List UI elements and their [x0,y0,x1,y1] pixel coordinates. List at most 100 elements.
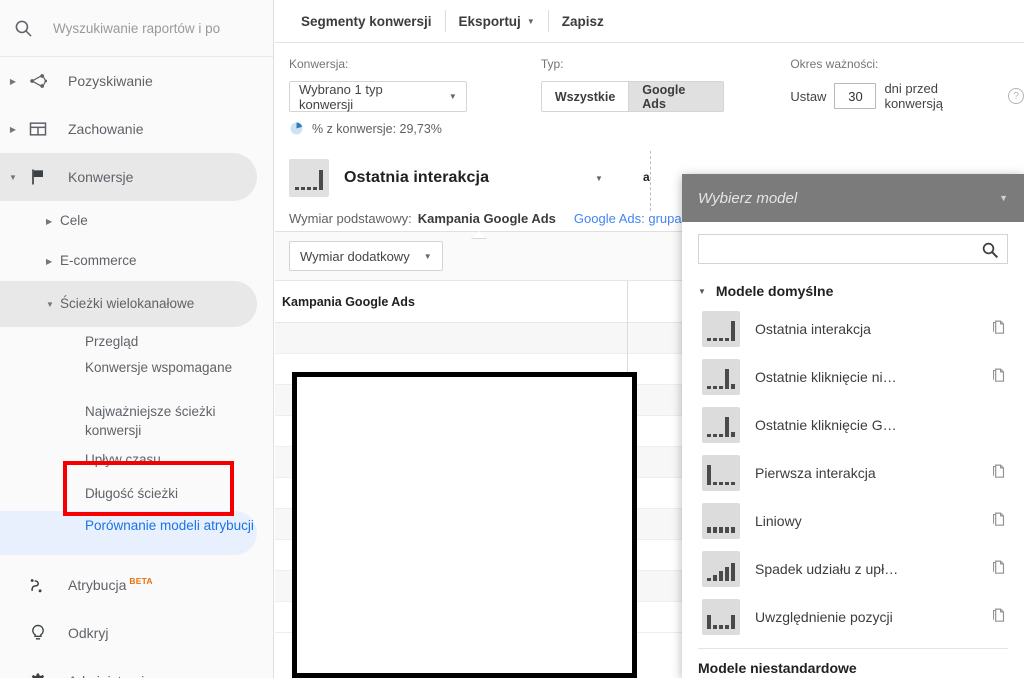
model-list: Ostatnia interakcja Ostatnie kliknięcie n… [682,305,1024,641]
search-input[interactable]: Wyszukiwanie raportów i po [40,21,220,36]
model-thumbnail-icon [702,551,740,587]
model-list-item[interactable]: Ostatnie kliknięcie G… [682,401,1024,449]
sidebar-item-odkryj[interactable]: Odkryj [0,609,273,657]
model-search-input[interactable] [699,235,1007,263]
model-bar [719,482,723,485]
model-bar [713,482,717,485]
sidebar-item-dlugosc-sciezki[interactable]: Długość ścieżki [0,485,273,511]
model-thumbnail-icon [702,311,740,347]
sidebar-item-konwersje[interactable]: ▼ Konwersje [0,153,257,201]
primary-dimension-value[interactable]: Kampania Google Ads [418,211,556,226]
type-option-google-ads[interactable]: Google Ads [628,82,724,111]
conversion-type-value: Wybrano 1 typ konwersji [299,81,383,112]
sidebar-item-label: Konwersje [68,168,134,185]
model-list-item[interactable]: Ostatnie kliknięcie ni… [682,353,1024,401]
sidebar-item-label: E-commerce [60,253,137,269]
model-bar [707,615,711,629]
chevron-right-icon: ▶ [9,124,17,134]
beta-badge: BETA [129,576,153,587]
model-select-chevron-down-icon[interactable]: ▼ [595,174,603,183]
chevron-down-icon: ▼ [423,251,432,261]
model-group-default-header[interactable]: ▼ Modele domyślne [682,274,1024,305]
sidebar-item-uplyw-czasu[interactable]: Upływ czasu [0,451,273,477]
eksportuj-button[interactable]: Eksportuj ▼ [446,10,548,32]
sidebar-item-label: Pozyskiwanie [68,72,153,89]
filters-bar: Konwersja: Wybrano 1 typ konwersji ▼ % z… [275,43,1024,143]
model-thumbnail-bars [707,367,735,389]
model-bar [731,563,735,581]
model-thumbnail-bars [707,559,735,581]
model-bar [731,321,735,341]
wymiar-dodatkowy-button[interactable]: Wymiar dodatkowy ▼ [289,241,443,271]
sidebar-item-cele[interactable]: ▶ Cele [0,201,273,241]
sidebar-item-przeglad[interactable]: Przegląd [0,333,273,359]
bulb-icon [22,623,54,643]
model-list-item[interactable]: Liniowy [682,497,1024,545]
sidebar-item-porownanie-modeli-atrybucji[interactable]: Porównanie modeli atrybucji [0,511,257,555]
chevron-right-icon: ▶ [9,76,17,86]
chevron-right-icon: ▶ [46,216,53,226]
conversion-type-select[interactable]: Wybrano 1 typ konwersji ▼ [289,81,467,112]
model-picker-title: Wybierz model [698,189,798,207]
model-group-default-label: Modele domyślne [715,283,834,299]
model-bar [725,527,729,533]
model-search-field[interactable] [698,234,1008,264]
sidebar-item-sciezki-wielokanalowe[interactable]: ▼ Ścieżki wielokanałowe [0,281,257,327]
model-list-item[interactable]: Ostatnia interakcja [682,305,1024,353]
model-thumbnail-icon [702,503,740,539]
copy-icon[interactable] [990,463,1008,483]
model-list-item[interactable]: Uwzględnienie pozycji [682,593,1024,641]
acquisition-icon [22,71,54,91]
model-thumbnail-icon [702,359,740,395]
copy-icon[interactable] [990,607,1008,627]
sidebar-item-label: Najważniejsze ścieżki konwersji [85,404,216,438]
model-list-item-label: Spadek udziału z upł… [755,561,899,577]
model-bar [719,338,723,341]
sidebar-item-administracja[interactable]: Administracja [0,657,273,678]
gear-icon [22,671,54,678]
help-icon[interactable]: ? [1008,88,1024,104]
model-bar [713,527,717,533]
model-picker-panel: Wybierz model ▼ ▼ Modele domyślne Ostatn… [682,174,1024,678]
segmenty-konwersji-button[interactable]: Segmenty konwersji [288,10,445,32]
chevron-down-icon: ▼ [46,299,54,309]
type-option-wszystkie[interactable]: Wszystkie [541,82,629,111]
copy-icon[interactable] [990,319,1008,339]
sidebar-item-konwersje-wspomagane[interactable]: Konwersje wspomagane [0,359,273,403]
model-bar [731,527,735,533]
sidebar-item-pozyskiwanie[interactable]: ▶ Pozyskiwanie [0,57,273,105]
validity-days-input[interactable] [834,83,877,109]
model-bar [713,338,717,341]
model-bar [707,527,711,533]
sidebar-item-label: Długość ścieżki [85,486,179,501]
copy-icon[interactable] [990,559,1008,579]
sidebar-item-label: Atrybucja BETA [54,576,153,593]
atrybucja-text: Atrybucja [68,576,127,593]
model-list-item[interactable]: Pierwsza interakcja [682,449,1024,497]
chevron-down-icon: ▼ [448,92,457,101]
model-bar [307,187,311,190]
model-bar [719,434,723,437]
conversion-filter-group: Konwersja: Wybrano 1 typ konwersji ▼ % z… [275,57,467,143]
sidebar-item-atrybucja[interactable]: Atrybucja BETA [0,561,273,609]
model-bar [707,434,711,437]
copy-icon[interactable] [990,367,1008,387]
copy-icon[interactable] [990,511,1008,531]
model-bar [713,625,717,629]
sidebar-item-najwazniejsze-sciezki-konwersji[interactable]: Najważniejsze ścieżki konwersji [0,403,273,447]
sidebar-item-zachowanie[interactable]: ▶ Zachowanie [0,105,273,153]
model-thumbnail-icon [289,159,329,197]
search-icon[interactable] [981,241,999,262]
toolbar-item-label: Zapisz [561,13,604,29]
model-thumbnail-bars [707,415,735,437]
table-column-divider [627,281,628,633]
model-list-item[interactable]: Spadek udziału z upł… [682,545,1024,593]
sidebar-item-ecommerce[interactable]: ▶ E-commerce [0,241,273,281]
wymiar-dodatkowy-label: Wymiar dodatkowy [300,248,410,264]
zapisz-button[interactable]: Zapisz [549,10,617,32]
chevron-down-icon: ▼ [526,16,535,26]
chevron-down-icon: ▼ [999,193,1008,203]
model-picker-header[interactable]: Wybierz model ▼ [682,174,1024,222]
sidebar-item-label: Administracja [54,673,152,678]
sidebar-search[interactable]: Wyszukiwanie raportów i po [0,0,273,57]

Written task -
Rewrite the row above as a numbered list, one item per line with no blank lines, and omit the picture.

Full response -
1. List UI elements and their [x0,y0,x1,y1] pixel coordinates. List at most 100 elements.
2. model-list: Ostatnia interakcja Ostatnie kliknięcie n… [682,305,1024,641]
3. search-input[interactable]: Wyszukiwanie raportów i po [40,21,220,36]
4. model-thumbnail-icon [702,551,740,587]
5. model-list-item[interactable]: Ostatnie kliknięcie G… [682,401,1024,449]
6. sidebar-item-odkryj[interactable]: Odkryj [0,609,273,657]
7. model-search-input[interactable] [699,235,1007,263]
8. model-bar [719,482,723,485]
9. model-bar [713,482,717,485]
10. sidebar-item-dlugosc-sciezki[interactable]: Długość ścieżki [0,485,273,511]
11. model-thumbnail-icon [702,311,740,347]
12. sidebar-item-konwersje[interactable]: ▼ Konwersje [0,153,257,201]
13. primary-dimension-value[interactable]: Kampania Google Ads [418,211,556,226]
14. type-option-google-ads[interactable]: Google Ads [628,82,724,111]
15. conversion-type-value: Wybrano 1 typ konwersji [299,81,383,112]
16. sidebar-item-label: Konwersje [68,168,134,185]
17. model-list-item[interactable]: Ostatnie kliknięcie ni… [682,353,1024,401]
18. sidebar-item-label: E-commerce [60,253,137,269]
19. model-bar [707,615,711,629]
20. chevron-right-icon: ▶ [9,124,17,134]
21. beta-badge: BETA [129,576,153,587]
22. model-select-chevron-down-icon[interactable]: ▼ [595,174,603,183]
23. chevron-down-icon: ▼ [423,251,432,261]
24. model-group-default-header[interactable]: ▼ Modele domyślne [682,274,1024,305]
25. sidebar-item-uplyw-czasu[interactable]: Upływ czasu [0,451,273,477]
26. eksportuj-button[interactable]: Eksportuj ▼ [446,10,548,32]
27. sidebar-item-label: Pozyskiwanie [68,72,153,89]
28. filters-bar: Konwersja: Wybrano 1 typ konwersji ▼ % z… [275,43,1024,143]
29. model-thumbnail-bars [707,367,735,389]
30. model-bar [731,563,735,581]
31. model-thumbnail-bars [707,559,735,581]
32. model-bar [731,321,735,341]
33. wymiar-dodatkowy-button[interactable]: Wymiar dodatkowy ▼ [289,241,443,271]
34. sidebar-item-cele[interactable]: ▶ Cele [0,201,273,241]
35. sidebar-item-przeglad[interactable]: Przegląd [0,333,273,359]
36. bulb-icon [22,623,54,643]
37. model-list-item[interactable]: Liniowy [682,497,1024,545]
38. sidebar-item-porownanie-modeli-atrybucji[interactable]: Porównanie modeli atrybucji [0,511,257,555]
39. chevron-right-icon: ▶ [9,76,17,86]
40. chevron-right-icon: ▶ [46,216,53,226]
41. conversion-type-select[interactable]: Wybrano 1 typ konwersji ▼ [289,81,467,112]
42. model-picker-title: Wybierz model [698,189,798,207]
43. model-group-default-label: Modele domyślne [715,283,834,299]
44. model-bar [725,527,729,533]
45. model-search-field[interactable] [698,234,1008,264]
46. sidebar-item-sciezki-wielokanalowe[interactable]: ▼ Ścieżki wielokanałowe [0,281,257,327]
47. model-list-item[interactable]: Ostatnia interakcja [682,305,1024,353]
48. model-thumbnail-icon [702,503,740,539]
49. copy-icon[interactable] [990,463,1008,483]
50. model-list-item[interactable]: Uwzględnienie pozycji [682,593,1024,641]
51. acquisition-icon [22,71,54,91]
52. model-thumbnail-icon [702,359,740,395]
53. copy-icon[interactable] [990,607,1008,627]
54. sidebar-item-label: Najważniejsze ścieżki konwersji [85,404,216,438]
55. model-list-item-label: Spadek udziału z upł… [755,561,899,577]
56. model-bar [719,338,723,341]
57. sidebar-item-administracja[interactable]: Administracja [0,657,273,678]
58. gear-icon [22,671,54,678]
59. help-icon[interactable]: ? [1008,88,1024,104]
60. model-bar [713,527,717,533]
61. model-picker-panel: Wybierz model ▼ ▼ Modele domyślne Ostatn… [682,174,1024,678]
62. segmenty-konwersji-button[interactable]: Segmenty konwersji [288,10,445,32]
63. chevron-down-icon: ▼ [46,299,54,309]
64. type-option-wszystkie[interactable]: Wszystkie [541,82,629,111]
65. copy-icon[interactable] [990,319,1008,339]
66. sidebar-item-konwersje-wspomagane[interactable]: Konwersje wspomagane [0,359,273,403]
67. model-bar [731,527,735,533]
68. sidebar-item-pozyskiwanie[interactable]: ▶ Pozyskiwanie [0,57,273,105]
69. validity-days-input[interactable] [834,83,877,109]
70. model-bar [713,338,717,341]
71. model-bar [707,527,711,533]
72. sidebar-item-label: Długość ścieżki [85,486,179,501]
73. copy-icon[interactable] [990,559,1008,579]
74. sidebar-item-label: Atrybucja BETA [54,576,153,593]
75. atrybucja-text: Atrybucja [68,576,127,593]
76. model-list-item[interactable]: Pierwsza interakcja [682,449,1024,497]
77. chevron-down-icon: ▼ [448,92,457,101]
78. model-bar [307,187,311,190]
79. model-bar [719,434,723,437]
80. conversion-filter-group: Konwersja: Wybrano 1 typ konwersji ▼ % z… [275,57,467,143]
81. sidebar-item-atrybucja[interactable]: Atrybucja BETA [0,561,273,609]
82. model-bar [707,434,711,437]
83. copy-icon[interactable] [990,367,1008,387]
84. copy-icon[interactable] [990,511,1008,531]
85. model-bar [713,625,717,629]
86. sidebar-item-najwazniejsze-sciezki-konwersji[interactable]: Najważniejsze ścieżki konwersji [0,403,273,447]
87. sidebar-item-zachowanie[interactable]: ▶ Zachowanie [0,105,273,153]
88. model-thumbnail-icon [289,159,329,197]
89. search-icon[interactable] [981,241,999,262]
90. toolbar-item-label: Zapisz [561,13,604,29]
91. model-thumbnail-bars [707,415,735,437]
92. table-column-divider [627,281,628,633]
93. model-list-item[interactable]: Spadek udziału z upł… [682,545,1024,593]
94. sidebar-item-ecommerce[interactable]: ▶ E-commerce [0,241,273,281]
95. wymiar-dodatkowy-label: Wymiar dodatkowy [300,248,410,264]
96. zapisz-button[interactable]: Zapisz [549,10,617,32]
97. chevron-down-icon: ▼ [526,16,535,26]
98. chevron-down-icon: ▼ [999,193,1008,203]
99. model-picker-header[interactable]: Wybierz model ▼ [682,174,1024,222]
100. sidebar-item-label: Administracja [54,673,152,678]
101. sidebar-search[interactable]: Wyszukiwanie raportów i po [0,0,273,57]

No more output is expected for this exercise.